Instructions to follow
In the data, extract each line that holds the string "Payments".
== The records ==
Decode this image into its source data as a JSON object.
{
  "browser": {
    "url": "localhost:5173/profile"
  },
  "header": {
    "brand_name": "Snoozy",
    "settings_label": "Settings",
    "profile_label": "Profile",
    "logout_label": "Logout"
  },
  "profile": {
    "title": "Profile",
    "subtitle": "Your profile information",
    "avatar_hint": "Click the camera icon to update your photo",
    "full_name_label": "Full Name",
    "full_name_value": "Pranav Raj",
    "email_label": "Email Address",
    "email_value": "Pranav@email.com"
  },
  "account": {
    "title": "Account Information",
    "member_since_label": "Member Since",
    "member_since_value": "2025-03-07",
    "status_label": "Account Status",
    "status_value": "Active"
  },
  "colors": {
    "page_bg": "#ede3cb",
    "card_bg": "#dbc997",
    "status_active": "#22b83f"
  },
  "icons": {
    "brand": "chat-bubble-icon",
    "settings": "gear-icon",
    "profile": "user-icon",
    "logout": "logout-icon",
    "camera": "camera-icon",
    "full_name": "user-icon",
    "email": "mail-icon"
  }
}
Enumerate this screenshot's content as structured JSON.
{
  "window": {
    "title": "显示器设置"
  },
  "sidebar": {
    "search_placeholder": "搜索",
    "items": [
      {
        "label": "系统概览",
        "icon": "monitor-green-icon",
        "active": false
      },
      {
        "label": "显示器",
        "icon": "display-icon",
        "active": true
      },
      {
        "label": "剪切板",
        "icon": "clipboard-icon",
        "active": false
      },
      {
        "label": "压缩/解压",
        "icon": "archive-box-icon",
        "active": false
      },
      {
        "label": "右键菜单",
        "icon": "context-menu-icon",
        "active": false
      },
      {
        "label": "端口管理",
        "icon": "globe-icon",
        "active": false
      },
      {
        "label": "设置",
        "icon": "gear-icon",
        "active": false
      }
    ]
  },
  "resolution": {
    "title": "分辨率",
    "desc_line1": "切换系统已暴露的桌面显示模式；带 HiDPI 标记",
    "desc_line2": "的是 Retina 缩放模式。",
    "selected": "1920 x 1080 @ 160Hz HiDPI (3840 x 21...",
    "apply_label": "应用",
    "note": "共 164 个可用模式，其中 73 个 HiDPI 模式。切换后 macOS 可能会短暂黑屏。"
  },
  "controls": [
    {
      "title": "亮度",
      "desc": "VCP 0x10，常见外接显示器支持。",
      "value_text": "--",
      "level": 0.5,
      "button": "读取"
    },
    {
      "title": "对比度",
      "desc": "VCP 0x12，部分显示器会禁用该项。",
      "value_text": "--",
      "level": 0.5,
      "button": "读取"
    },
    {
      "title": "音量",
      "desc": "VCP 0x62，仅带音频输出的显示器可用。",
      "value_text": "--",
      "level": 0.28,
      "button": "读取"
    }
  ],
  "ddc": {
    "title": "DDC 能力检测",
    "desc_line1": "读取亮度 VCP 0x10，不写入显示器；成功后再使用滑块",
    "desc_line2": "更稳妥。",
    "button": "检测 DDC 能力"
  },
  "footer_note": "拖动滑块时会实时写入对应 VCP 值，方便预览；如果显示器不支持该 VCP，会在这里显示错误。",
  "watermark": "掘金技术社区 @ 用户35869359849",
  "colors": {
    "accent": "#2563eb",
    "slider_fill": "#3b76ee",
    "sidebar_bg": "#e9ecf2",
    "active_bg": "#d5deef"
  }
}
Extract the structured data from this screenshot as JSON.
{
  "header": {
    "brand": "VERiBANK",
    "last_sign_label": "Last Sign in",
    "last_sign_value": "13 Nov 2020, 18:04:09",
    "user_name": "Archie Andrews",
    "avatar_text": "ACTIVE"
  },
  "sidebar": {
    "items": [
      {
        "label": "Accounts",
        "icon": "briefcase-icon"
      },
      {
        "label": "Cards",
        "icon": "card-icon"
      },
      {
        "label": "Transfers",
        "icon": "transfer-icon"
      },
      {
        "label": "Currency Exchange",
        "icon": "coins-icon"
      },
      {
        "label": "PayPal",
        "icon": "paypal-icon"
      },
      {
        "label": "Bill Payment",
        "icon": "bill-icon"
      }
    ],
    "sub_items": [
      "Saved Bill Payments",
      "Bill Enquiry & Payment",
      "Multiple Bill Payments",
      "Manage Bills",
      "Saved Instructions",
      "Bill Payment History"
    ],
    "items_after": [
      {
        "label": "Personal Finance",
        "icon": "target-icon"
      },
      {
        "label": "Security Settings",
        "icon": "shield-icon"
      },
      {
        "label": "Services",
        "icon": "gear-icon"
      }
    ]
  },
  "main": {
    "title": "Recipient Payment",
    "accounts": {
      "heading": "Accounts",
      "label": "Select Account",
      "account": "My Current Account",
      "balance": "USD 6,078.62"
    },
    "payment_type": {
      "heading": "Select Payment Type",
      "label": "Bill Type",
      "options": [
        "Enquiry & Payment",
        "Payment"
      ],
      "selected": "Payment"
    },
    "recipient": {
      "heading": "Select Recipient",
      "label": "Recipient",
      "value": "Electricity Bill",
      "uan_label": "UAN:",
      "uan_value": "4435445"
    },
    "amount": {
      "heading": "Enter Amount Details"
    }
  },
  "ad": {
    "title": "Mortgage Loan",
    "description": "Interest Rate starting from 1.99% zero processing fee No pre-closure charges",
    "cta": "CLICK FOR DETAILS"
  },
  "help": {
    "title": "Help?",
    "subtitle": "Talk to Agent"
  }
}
===
Complete output
      "Saved Bill Payments",
      "Multiple Bill Payments",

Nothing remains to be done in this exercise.